++++ SUPPLIED DATA

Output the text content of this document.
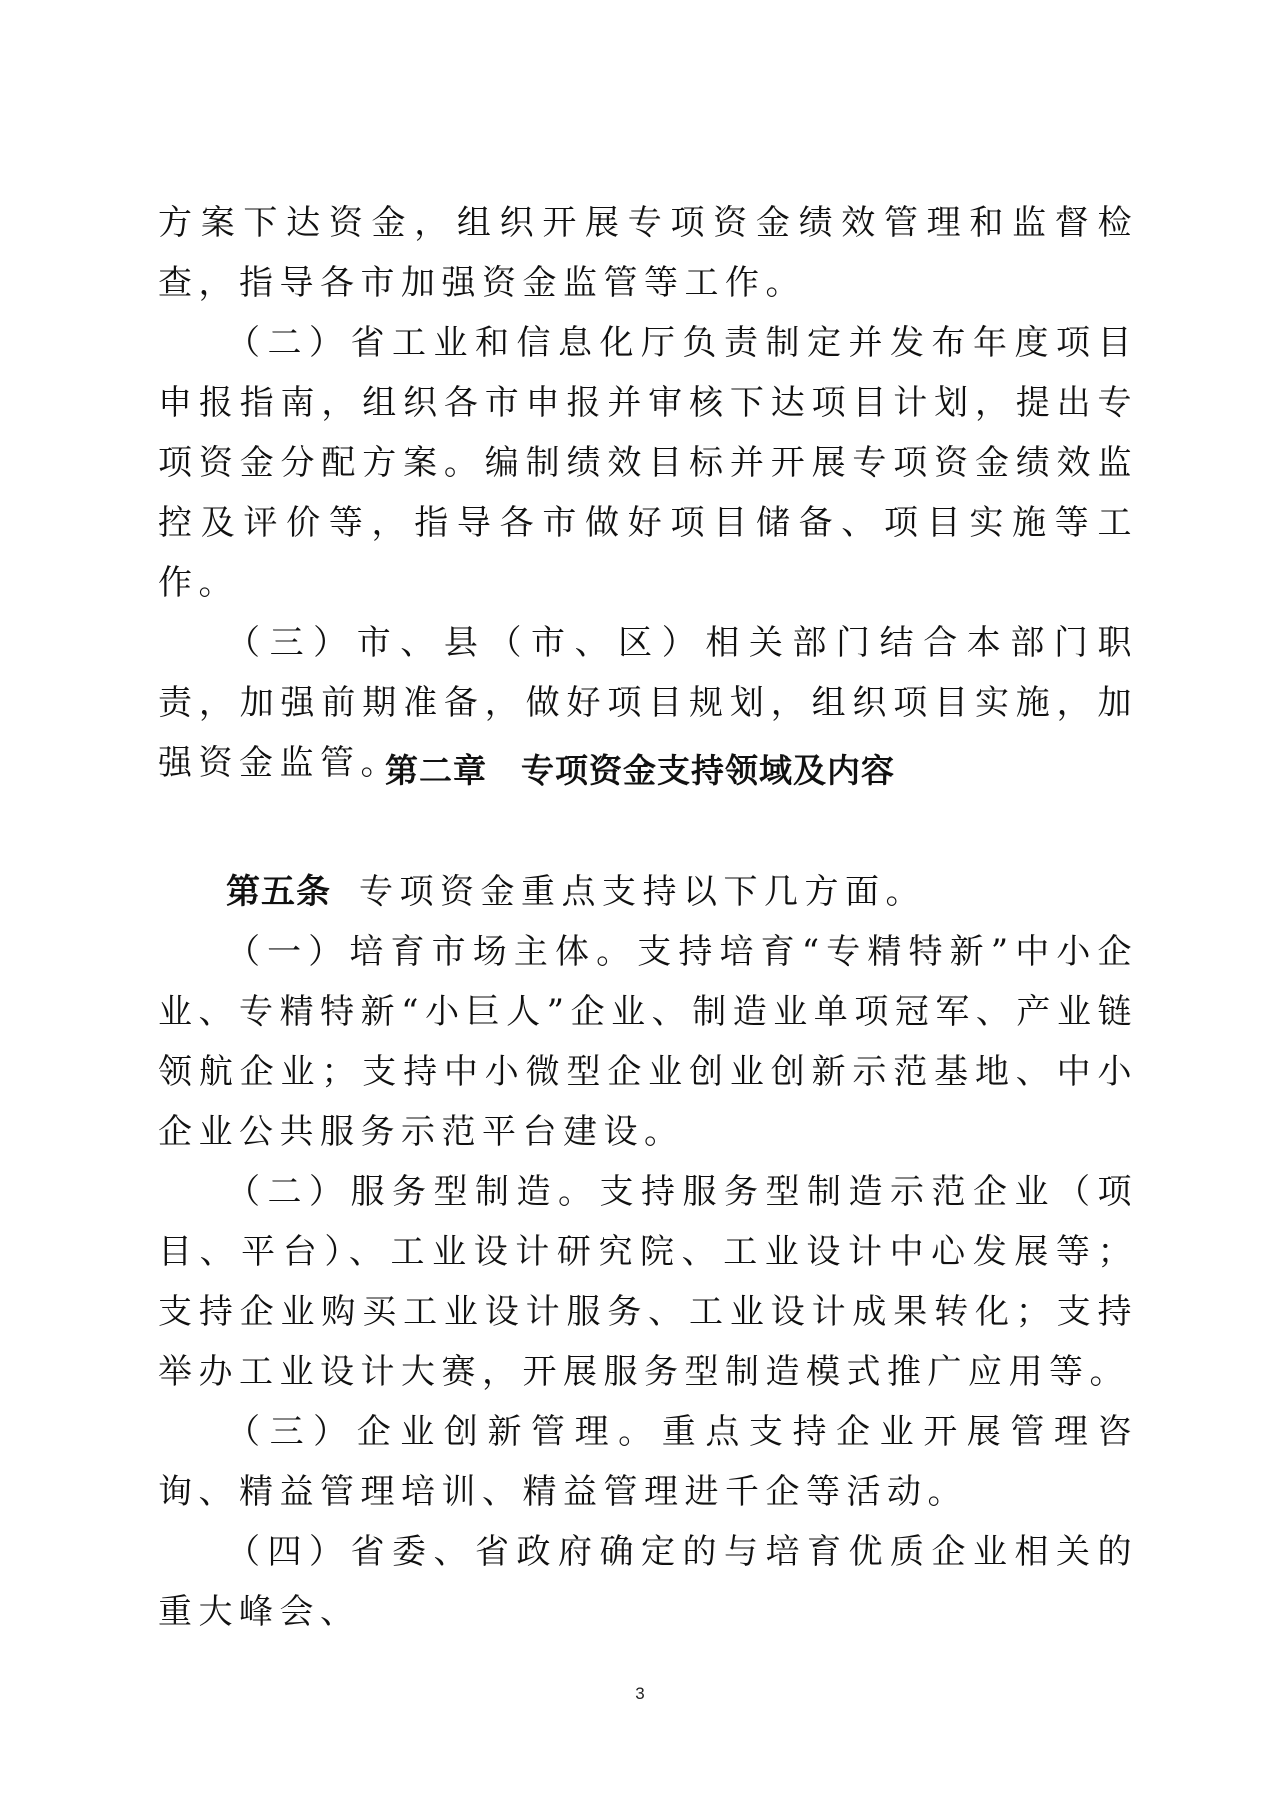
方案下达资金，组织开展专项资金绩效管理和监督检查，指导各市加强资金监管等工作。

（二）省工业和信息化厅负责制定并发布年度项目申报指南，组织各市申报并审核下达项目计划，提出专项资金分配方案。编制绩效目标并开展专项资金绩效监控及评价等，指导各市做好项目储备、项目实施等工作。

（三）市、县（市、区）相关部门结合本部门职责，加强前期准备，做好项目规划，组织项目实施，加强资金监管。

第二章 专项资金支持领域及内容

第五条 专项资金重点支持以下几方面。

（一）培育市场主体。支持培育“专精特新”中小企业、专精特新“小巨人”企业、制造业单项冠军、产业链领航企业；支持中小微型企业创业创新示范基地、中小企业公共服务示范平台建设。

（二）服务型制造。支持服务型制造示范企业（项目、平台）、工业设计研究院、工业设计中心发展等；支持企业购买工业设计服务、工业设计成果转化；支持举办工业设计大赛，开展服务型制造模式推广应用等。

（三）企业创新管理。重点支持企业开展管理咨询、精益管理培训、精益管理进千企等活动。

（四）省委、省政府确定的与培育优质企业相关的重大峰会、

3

++++++++
++++ SUPPLIED DATA

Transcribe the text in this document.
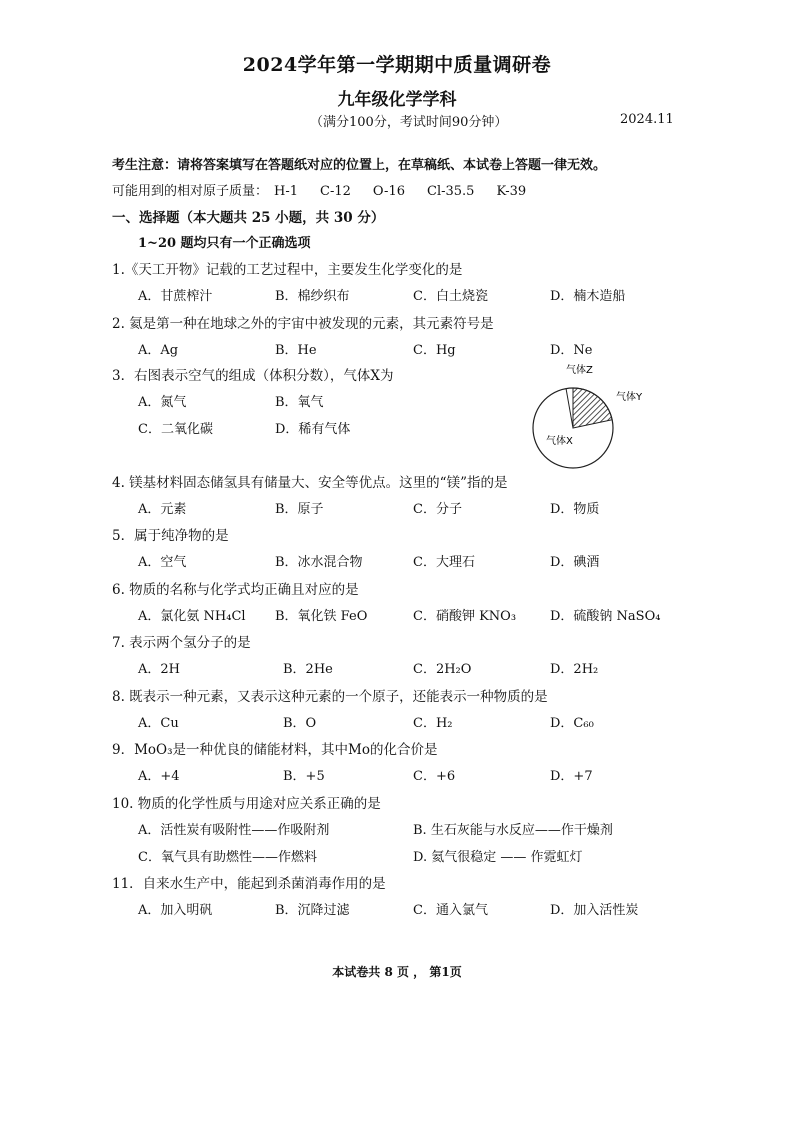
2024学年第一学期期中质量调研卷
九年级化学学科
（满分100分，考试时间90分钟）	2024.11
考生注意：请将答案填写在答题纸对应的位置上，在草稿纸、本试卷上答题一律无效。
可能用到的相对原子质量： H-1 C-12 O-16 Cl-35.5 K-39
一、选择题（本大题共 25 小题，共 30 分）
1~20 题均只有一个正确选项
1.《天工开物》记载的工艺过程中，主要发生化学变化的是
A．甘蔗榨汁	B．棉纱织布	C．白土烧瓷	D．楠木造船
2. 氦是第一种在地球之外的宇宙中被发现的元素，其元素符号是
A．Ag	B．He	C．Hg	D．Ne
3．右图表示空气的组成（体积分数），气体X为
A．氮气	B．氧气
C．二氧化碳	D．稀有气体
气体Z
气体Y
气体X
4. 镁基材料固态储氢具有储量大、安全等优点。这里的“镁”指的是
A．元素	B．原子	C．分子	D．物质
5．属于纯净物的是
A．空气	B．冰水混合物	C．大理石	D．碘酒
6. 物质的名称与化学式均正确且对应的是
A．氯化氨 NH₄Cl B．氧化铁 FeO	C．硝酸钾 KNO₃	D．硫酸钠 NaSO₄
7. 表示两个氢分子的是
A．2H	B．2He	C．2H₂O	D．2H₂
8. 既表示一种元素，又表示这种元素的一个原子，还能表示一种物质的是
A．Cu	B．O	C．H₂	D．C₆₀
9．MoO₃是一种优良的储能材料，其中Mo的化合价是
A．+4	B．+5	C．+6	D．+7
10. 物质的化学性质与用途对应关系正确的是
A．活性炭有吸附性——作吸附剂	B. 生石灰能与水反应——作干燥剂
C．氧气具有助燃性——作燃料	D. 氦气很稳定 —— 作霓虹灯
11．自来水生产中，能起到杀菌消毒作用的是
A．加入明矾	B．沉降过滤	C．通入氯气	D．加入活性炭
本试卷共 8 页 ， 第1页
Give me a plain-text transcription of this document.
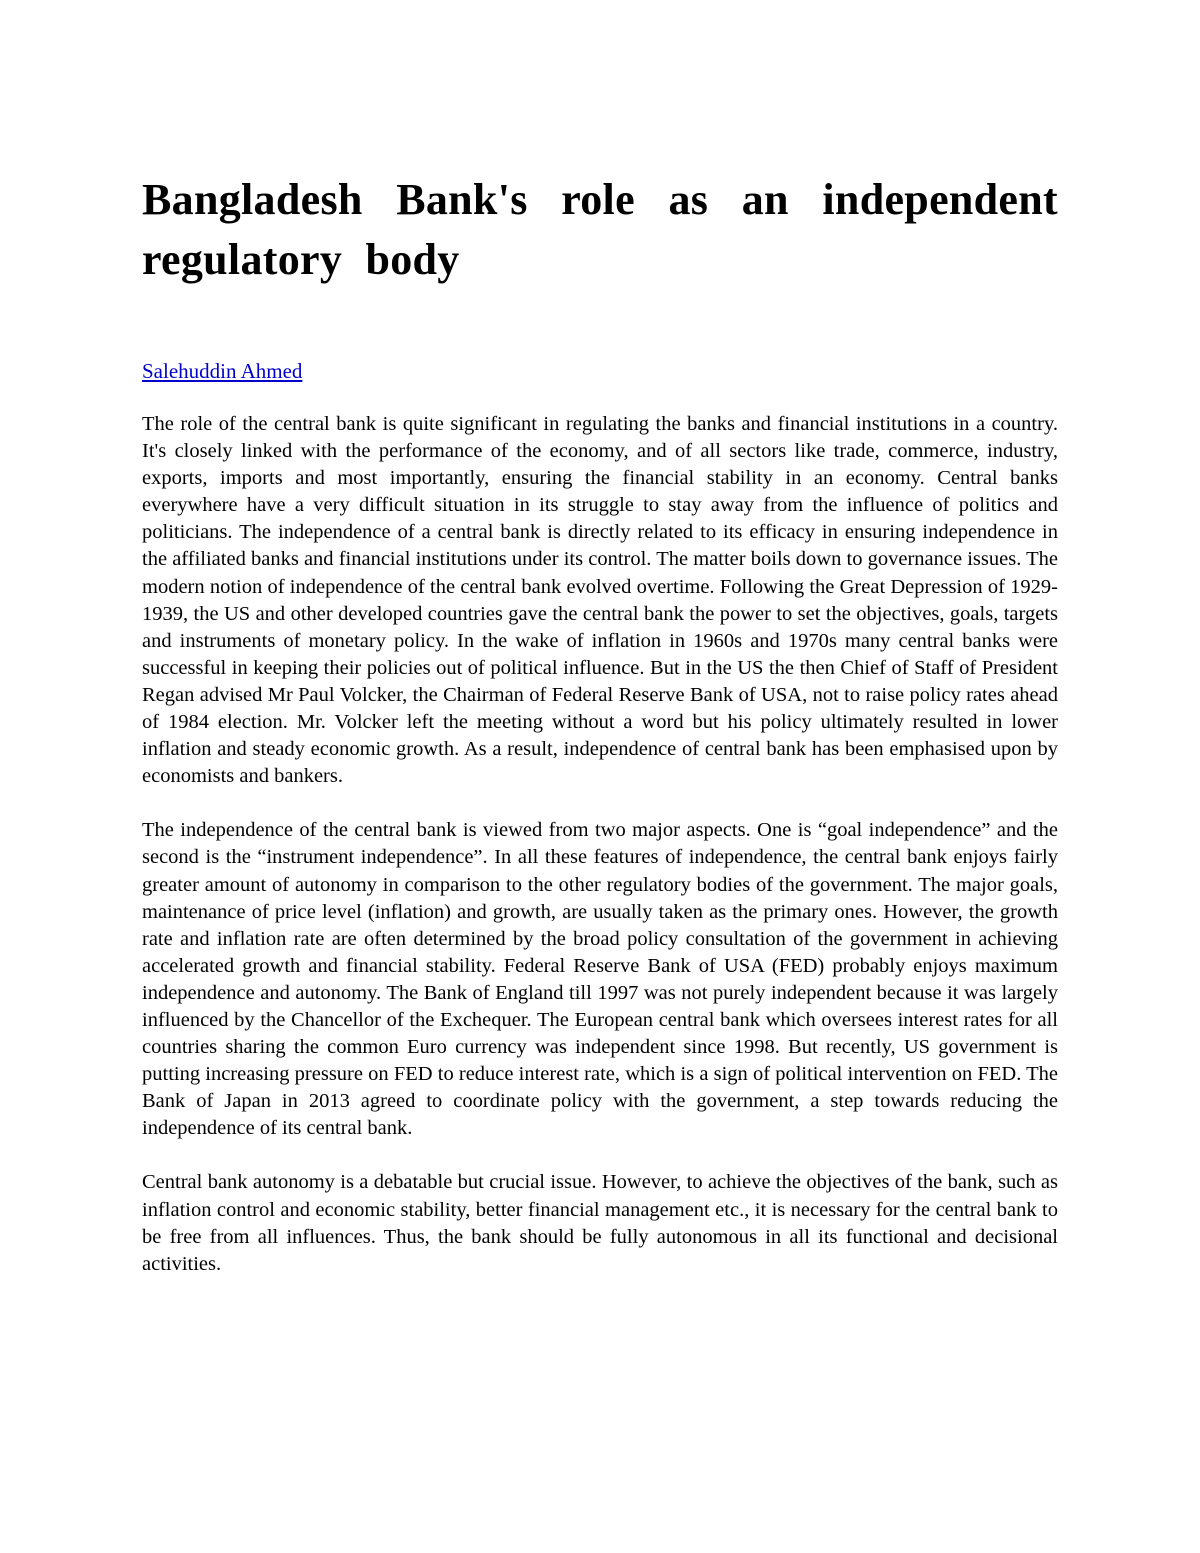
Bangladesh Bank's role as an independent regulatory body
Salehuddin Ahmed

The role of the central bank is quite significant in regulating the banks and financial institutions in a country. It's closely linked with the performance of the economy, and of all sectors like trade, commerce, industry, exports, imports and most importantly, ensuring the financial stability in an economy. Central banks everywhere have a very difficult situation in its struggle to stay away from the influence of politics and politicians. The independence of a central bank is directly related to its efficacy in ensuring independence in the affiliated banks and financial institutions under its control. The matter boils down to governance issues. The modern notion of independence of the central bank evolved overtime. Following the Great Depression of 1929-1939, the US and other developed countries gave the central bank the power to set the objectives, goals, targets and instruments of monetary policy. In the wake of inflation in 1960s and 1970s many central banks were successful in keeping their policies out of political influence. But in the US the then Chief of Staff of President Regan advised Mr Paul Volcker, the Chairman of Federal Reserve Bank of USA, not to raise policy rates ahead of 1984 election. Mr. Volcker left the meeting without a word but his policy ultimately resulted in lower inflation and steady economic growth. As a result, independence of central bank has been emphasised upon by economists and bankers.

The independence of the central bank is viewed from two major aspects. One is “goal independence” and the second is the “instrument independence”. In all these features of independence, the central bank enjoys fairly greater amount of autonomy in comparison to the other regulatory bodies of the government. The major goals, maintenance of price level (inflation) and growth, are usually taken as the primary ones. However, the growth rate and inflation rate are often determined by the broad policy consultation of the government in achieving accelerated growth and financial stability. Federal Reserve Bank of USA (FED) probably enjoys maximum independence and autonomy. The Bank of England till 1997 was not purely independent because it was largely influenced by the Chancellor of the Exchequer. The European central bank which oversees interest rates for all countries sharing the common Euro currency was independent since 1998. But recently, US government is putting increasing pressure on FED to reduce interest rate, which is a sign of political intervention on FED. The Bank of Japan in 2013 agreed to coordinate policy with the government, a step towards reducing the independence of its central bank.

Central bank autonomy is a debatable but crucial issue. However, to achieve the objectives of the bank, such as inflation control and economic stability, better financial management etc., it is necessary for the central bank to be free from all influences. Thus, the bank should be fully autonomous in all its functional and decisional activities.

++++++++

Take every line from the data above that holds "text" and copy it out.

-- EXPECTED ANSWER --
Output the text content of this document.
Transcribe the text in this document.
Give me a plain-text transcription of this document.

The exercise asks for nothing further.